• Exercise inputs
= = = =

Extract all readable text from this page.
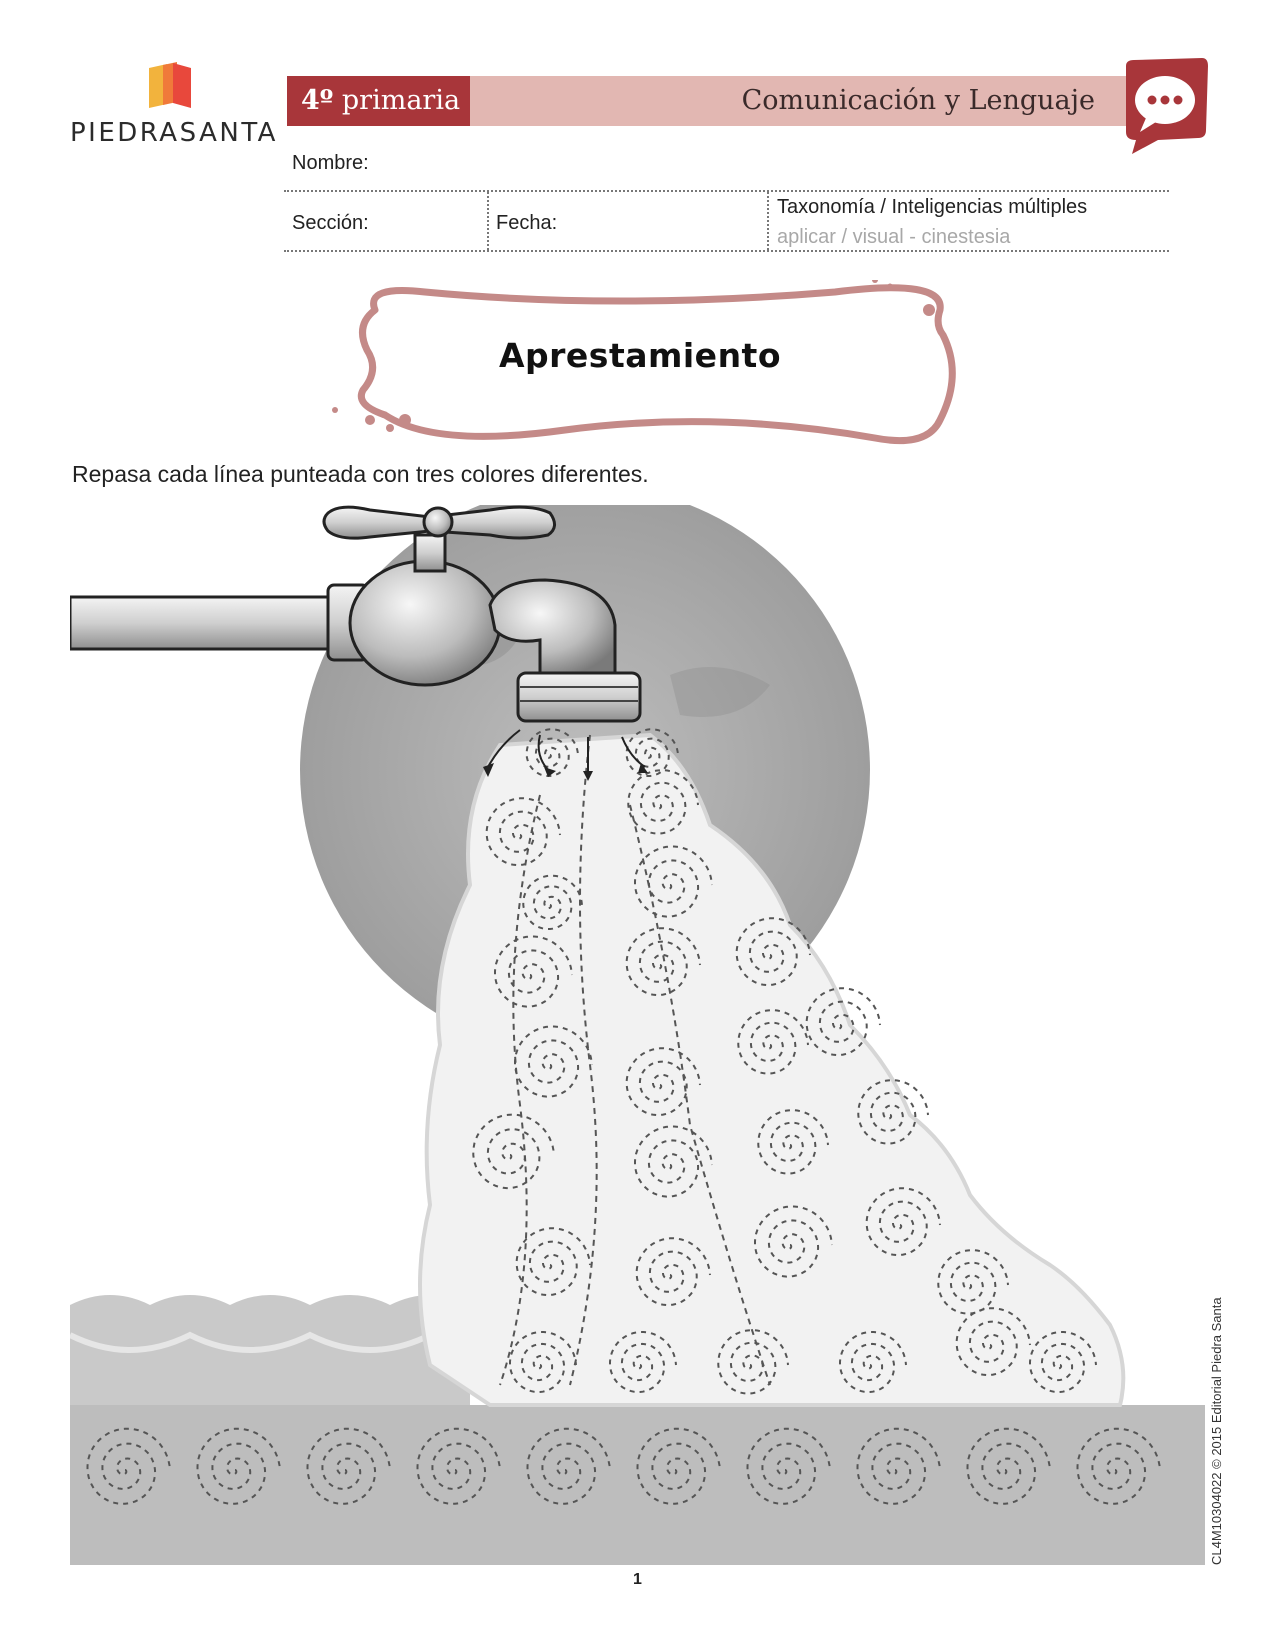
PIEDRASANTA
4º primaria	Comunicación y Lenguaje
Nombre:
Sección:	Fecha:
Taxonomía / Inteligencias múltiples
aplicar / visual - cinestesia
Aprestamiento
Repasa cada línea punteada con tres colores diferentes.
1
CL4M10304022 © 2015 Editorial Piedra Santa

= = = =

• Prompt
Write out all the records again, exactly, minus any pictures.

• Response for this exercise
Extract all readable text from this page.
PIEDRASANTA
4º primaria	Comunicación y Lenguaje
Nombre:
Sección:	Fecha:
Taxonomía / Inteligencias múltiples
aplicar / visual - cinestesia
Aprestamiento
Repasa cada línea punteada con tres colores diferentes.
1
CL4M10304022 © 2015 Editorial Piedra Santa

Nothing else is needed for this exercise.